PROBLEM REQUIREMENTS
Your task is to repeat the entries word for word while leaving out the pictures.

RECORDS SHOWN
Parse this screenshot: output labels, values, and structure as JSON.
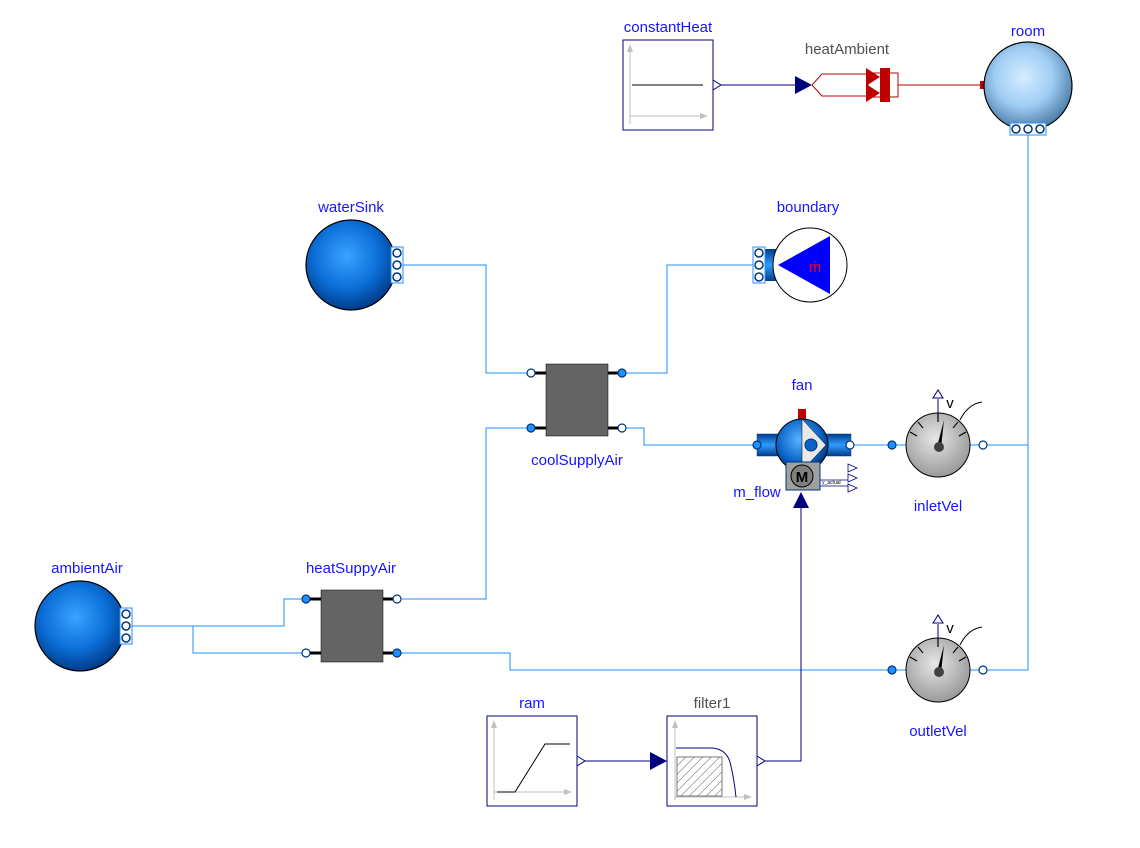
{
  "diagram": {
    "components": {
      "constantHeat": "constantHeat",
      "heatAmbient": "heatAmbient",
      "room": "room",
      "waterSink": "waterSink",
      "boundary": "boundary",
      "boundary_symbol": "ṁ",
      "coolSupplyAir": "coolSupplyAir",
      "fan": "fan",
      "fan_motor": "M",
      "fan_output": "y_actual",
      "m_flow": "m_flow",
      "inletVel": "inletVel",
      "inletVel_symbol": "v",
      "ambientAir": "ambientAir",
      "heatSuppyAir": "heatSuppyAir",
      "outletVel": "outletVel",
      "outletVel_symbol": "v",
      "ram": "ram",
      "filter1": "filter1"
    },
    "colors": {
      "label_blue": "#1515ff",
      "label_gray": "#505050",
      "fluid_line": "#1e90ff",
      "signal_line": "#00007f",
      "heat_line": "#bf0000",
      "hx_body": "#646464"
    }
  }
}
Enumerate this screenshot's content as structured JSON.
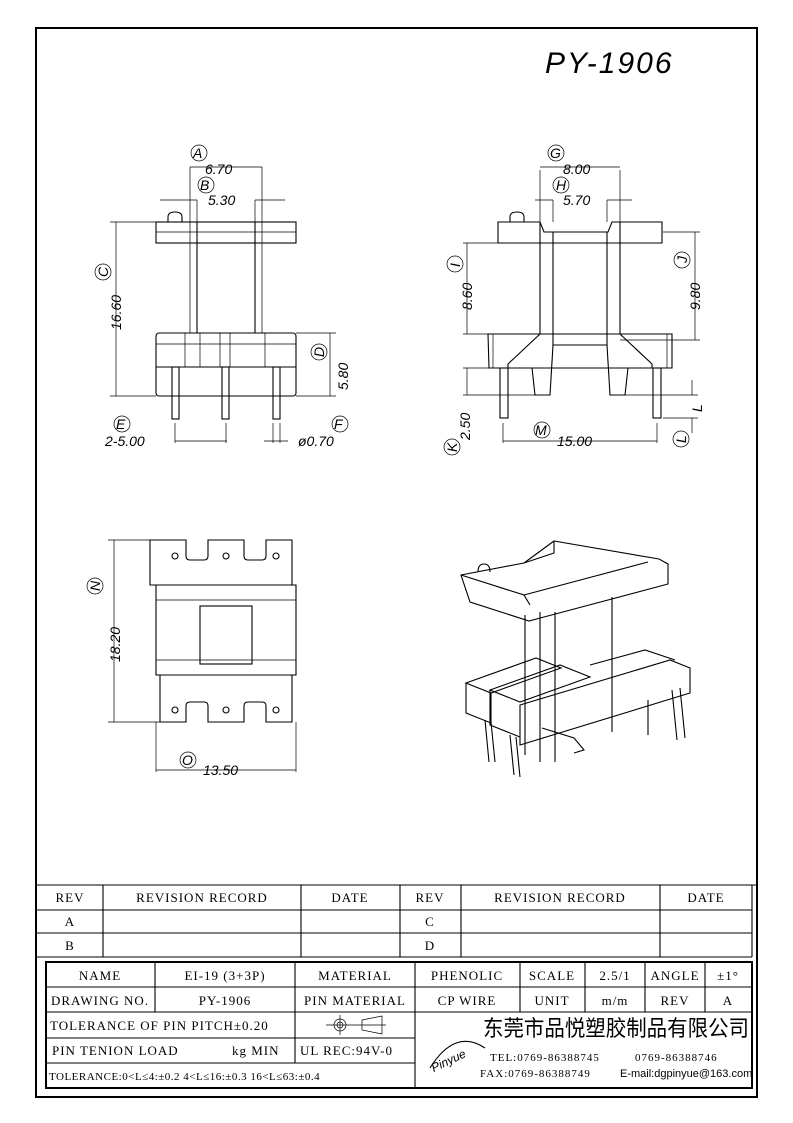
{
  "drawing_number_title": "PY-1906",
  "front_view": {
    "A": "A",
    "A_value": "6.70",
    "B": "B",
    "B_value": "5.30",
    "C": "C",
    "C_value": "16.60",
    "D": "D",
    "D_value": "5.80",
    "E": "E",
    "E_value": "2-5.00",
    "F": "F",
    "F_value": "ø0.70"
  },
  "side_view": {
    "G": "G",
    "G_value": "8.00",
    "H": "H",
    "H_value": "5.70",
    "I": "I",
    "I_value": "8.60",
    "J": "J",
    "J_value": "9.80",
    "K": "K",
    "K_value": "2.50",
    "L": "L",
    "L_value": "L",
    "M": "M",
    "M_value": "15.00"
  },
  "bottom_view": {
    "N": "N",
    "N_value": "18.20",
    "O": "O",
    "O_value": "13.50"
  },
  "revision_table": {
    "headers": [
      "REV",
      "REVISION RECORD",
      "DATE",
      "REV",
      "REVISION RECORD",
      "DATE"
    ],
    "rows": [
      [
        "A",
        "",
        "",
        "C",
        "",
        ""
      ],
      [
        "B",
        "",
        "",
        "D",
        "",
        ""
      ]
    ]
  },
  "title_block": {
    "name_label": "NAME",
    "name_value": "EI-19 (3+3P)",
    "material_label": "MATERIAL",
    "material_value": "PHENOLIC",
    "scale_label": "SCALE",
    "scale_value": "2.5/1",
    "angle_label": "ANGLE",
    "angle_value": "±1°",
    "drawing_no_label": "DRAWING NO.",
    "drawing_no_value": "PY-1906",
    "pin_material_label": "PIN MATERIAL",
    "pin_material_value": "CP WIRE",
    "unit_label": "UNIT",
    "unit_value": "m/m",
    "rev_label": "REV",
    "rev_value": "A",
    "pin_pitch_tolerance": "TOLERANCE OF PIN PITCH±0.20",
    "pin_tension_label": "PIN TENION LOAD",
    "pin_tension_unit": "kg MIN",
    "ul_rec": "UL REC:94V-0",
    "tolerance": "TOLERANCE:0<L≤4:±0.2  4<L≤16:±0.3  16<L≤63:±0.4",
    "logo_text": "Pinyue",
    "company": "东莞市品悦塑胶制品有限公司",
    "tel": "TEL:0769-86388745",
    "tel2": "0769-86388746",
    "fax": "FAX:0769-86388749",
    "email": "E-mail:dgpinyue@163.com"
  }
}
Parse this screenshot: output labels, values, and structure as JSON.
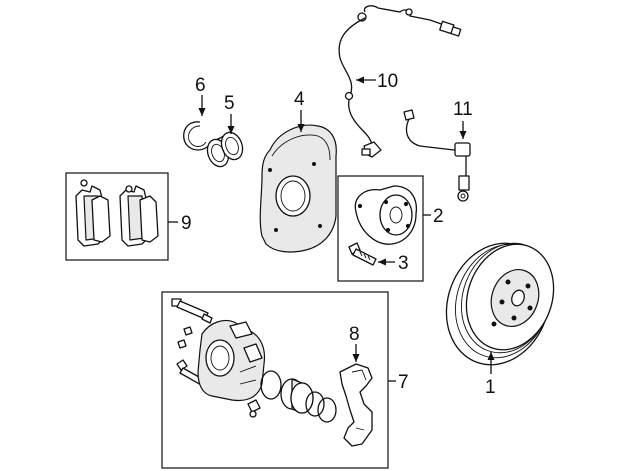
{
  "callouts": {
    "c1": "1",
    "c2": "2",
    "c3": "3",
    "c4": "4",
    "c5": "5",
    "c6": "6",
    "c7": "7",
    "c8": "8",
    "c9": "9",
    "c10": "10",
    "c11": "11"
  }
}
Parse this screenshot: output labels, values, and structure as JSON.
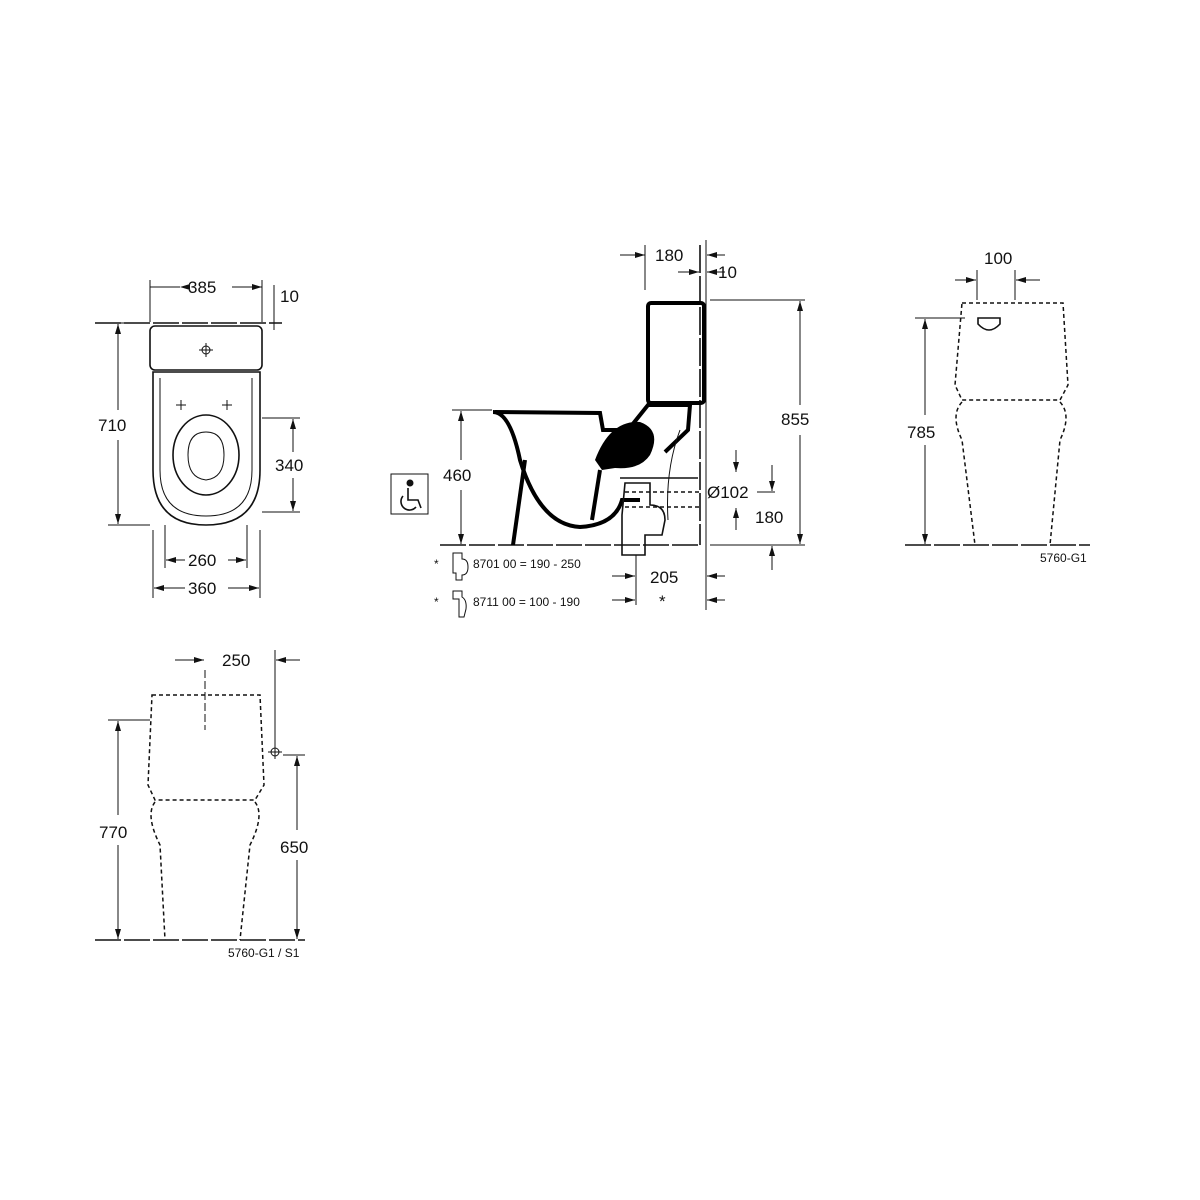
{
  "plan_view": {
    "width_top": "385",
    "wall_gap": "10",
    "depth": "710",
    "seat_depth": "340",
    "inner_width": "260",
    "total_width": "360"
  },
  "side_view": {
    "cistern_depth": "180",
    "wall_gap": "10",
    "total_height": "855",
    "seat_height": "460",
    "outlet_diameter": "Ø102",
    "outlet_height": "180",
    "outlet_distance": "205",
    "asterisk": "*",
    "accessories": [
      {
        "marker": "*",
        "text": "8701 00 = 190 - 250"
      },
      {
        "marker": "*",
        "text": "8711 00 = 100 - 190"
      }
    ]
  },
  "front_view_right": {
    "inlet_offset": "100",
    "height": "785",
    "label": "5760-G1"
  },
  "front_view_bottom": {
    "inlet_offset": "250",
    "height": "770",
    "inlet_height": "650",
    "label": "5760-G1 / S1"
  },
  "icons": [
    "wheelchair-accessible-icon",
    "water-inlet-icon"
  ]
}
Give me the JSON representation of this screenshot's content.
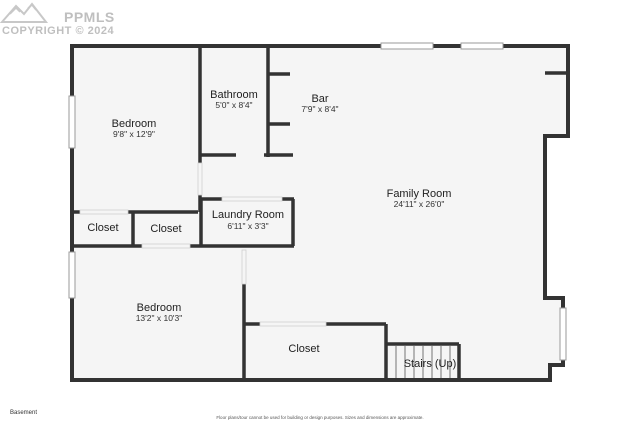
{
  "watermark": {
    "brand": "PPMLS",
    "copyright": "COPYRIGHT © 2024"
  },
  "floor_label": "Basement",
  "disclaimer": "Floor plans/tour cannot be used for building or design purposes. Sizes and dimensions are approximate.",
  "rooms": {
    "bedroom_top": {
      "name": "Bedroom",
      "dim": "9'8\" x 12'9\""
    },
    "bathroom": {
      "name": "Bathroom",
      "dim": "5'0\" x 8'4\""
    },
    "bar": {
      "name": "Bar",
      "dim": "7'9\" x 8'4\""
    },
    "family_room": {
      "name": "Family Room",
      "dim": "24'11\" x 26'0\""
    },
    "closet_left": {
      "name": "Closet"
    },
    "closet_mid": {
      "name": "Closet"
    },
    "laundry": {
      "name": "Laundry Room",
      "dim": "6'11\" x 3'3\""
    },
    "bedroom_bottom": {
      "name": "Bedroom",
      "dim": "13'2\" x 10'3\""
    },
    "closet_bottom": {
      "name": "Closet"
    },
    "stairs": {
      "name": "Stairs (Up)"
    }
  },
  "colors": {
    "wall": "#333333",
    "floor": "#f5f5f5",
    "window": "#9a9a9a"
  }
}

WRITTEN SOLUTION
Parse this screenshot: output labels, values, and structure as JSON.
{
  "diagram": {
    "components": {
      "constantHeat": "constantHeat",
      "heatAmbient": "heatAmbient",
      "room": "room",
      "waterSink": "waterSink",
      "boundary": "boundary",
      "boundary_symbol": "ṁ",
      "coolSupplyAir": "coolSupplyAir",
      "fan": "fan",
      "fan_motor": "M",
      "fan_output": "y_actual",
      "m_flow": "m_flow",
      "inletVel": "inletVel",
      "inletVel_symbol": "v",
      "ambientAir": "ambientAir",
      "heatSuppyAir": "heatSuppyAir",
      "outletVel": "outletVel",
      "outletVel_symbol": "v",
      "ram": "ram",
      "filter1": "filter1"
    },
    "colors": {
      "label_blue": "#1515ff",
      "label_gray": "#505050",
      "fluid_line": "#1e90ff",
      "signal_line": "#00007f",
      "heat_line": "#bf0000",
      "hx_body": "#646464"
    }
  }
}
Enumerate this screenshot's content as structured JSON.
{
  "drawing_number_title": "PY-1906",
  "front_view": {
    "A": "A",
    "A_value": "6.70",
    "B": "B",
    "B_value": "5.30",
    "C": "C",
    "C_value": "16.60",
    "D": "D",
    "D_value": "5.80",
    "E": "E",
    "E_value": "2-5.00",
    "F": "F",
    "F_value": "ø0.70"
  },
  "side_view": {
    "G": "G",
    "G_value": "8.00",
    "H": "H",
    "H_value": "5.70",
    "I": "I",
    "I_value": "8.60",
    "J": "J",
    "J_value": "9.80",
    "K": "K",
    "K_value": "2.50",
    "L": "L",
    "L_value": "L",
    "M": "M",
    "M_value": "15.00"
  },
  "bottom_view": {
    "N": "N",
    "N_value": "18.20",
    "O": "O",
    "O_value": "13.50"
  },
  "revision_table": {
    "headers": [
      "REV",
      "REVISION RECORD",
      "DATE",
      "REV",
      "REVISION RECORD",
      "DATE"
    ],
    "rows": [
      [
        "A",
        "",
        "",
        "C",
        "",
        ""
      ],
      [
        "B",
        "",
        "",
        "D",
        "",
        ""
      ]
    ]
  },
  "title_block": {
    "name_label": "NAME",
    "name_value": "EI-19 (3+3P)",
    "material_label": "MATERIAL",
    "material_value": "PHENOLIC",
    "scale_label": "SCALE",
    "scale_value": "2.5/1",
    "angle_label": "ANGLE",
    "angle_value": "±1°",
    "drawing_no_label": "DRAWING NO.",
    "drawing_no_value": "PY-1906",
    "pin_material_label": "PIN MATERIAL",
    "pin_material_value": "CP WIRE",
    "unit_label": "UNIT",
    "unit_value": "m/m",
    "rev_label": "REV",
    "rev_value": "A",
    "pin_pitch_tolerance": "TOLERANCE OF PIN PITCH±0.20",
    "pin_tension_label": "PIN TENION LOAD",
    "pin_tension_unit": "kg MIN",
    "ul_rec": "UL REC:94V-0",
    "tolerance": "TOLERANCE:0<L≤4:±0.2  4<L≤16:±0.3  16<L≤63:±0.4",
    "logo_text": "Pinyue",
    "company": "东莞市品悦塑胶制品有限公司",
    "tel": "TEL:0769-86388745",
    "tel2": "0769-86388746",
    "fax": "FAX:0769-86388749",
    "email": "E-mail:dgpinyue@163.com"
  }
}
Parse this screenshot: output labels, values, and structure as JSON.
{
  "callouts": {
    "c1": "1",
    "c2": "2",
    "c3": "3",
    "c4": "4",
    "c5": "5",
    "c6": "6",
    "c7": "7",
    "c8": "8",
    "c9": "9",
    "c10": "10",
    "c11": "11"
  }
}
Parse this screenshot: output labels, values, and structure as JSON.
{
  "plan_view": {
    "width_top": "385",
    "wall_gap": "10",
    "depth": "710",
    "seat_depth": "340",
    "inner_width": "260",
    "total_width": "360"
  },
  "side_view": {
    "cistern_depth": "180",
    "wall_gap": "10",
    "total_height": "855",
    "seat_height": "460",
    "outlet_diameter": "Ø102",
    "outlet_height": "180",
    "outlet_distance": "205",
    "asterisk": "*",
    "accessories": [
      {
        "marker": "*",
        "text": "8701 00 = 190 - 250"
      },
      {
        "marker": "*",
        "text": "8711 00 = 100 - 190"
      }
    ]
  },
  "front_view_right": {
    "inlet_offset": "100",
    "height": "785",
    "label": "5760-G1"
  },
  "front_view_bottom": {
    "inlet_offset": "250",
    "height": "770",
    "inlet_height": "650",
    "label": "5760-G1 / S1"
  },
  "icons": [
    "wheelchair-accessible-icon",
    "water-inlet-icon"
  ]
}
Give me the JSON representation of this screenshot's content.
{
  "watermark": {
    "brand": "PPMLS",
    "copyright": "COPYRIGHT © 2024"
  },
  "floor_label": "Basement",
  "disclaimer": "Floor plans/tour cannot be used for building or design purposes. Sizes and dimensions are approximate.",
  "rooms": {
    "bedroom_top": {
      "name": "Bedroom",
      "dim": "9'8\" x 12'9\""
    },
    "bathroom": {
      "name": "Bathroom",
      "dim": "5'0\" x 8'4\""
    },
    "bar": {
      "name": "Bar",
      "dim": "7'9\" x 8'4\""
    },
    "family_room": {
      "name": "Family Room",
      "dim": "24'11\" x 26'0\""
    },
    "closet_left": {
      "name": "Closet"
    },
    "closet_mid": {
      "name": "Closet"
    },
    "laundry": {
      "name": "Laundry Room",
      "dim": "6'11\" x 3'3\""
    },
    "bedroom_bottom": {
      "name": "Bedroom",
      "dim": "13'2\" x 10'3\""
    },
    "closet_bottom": {
      "name": "Closet"
    },
    "stairs": {
      "name": "Stairs (Up)"
    }
  },
  "colors": {
    "wall": "#333333",
    "floor": "#f5f5f5",
    "window": "#9a9a9a"
  }
}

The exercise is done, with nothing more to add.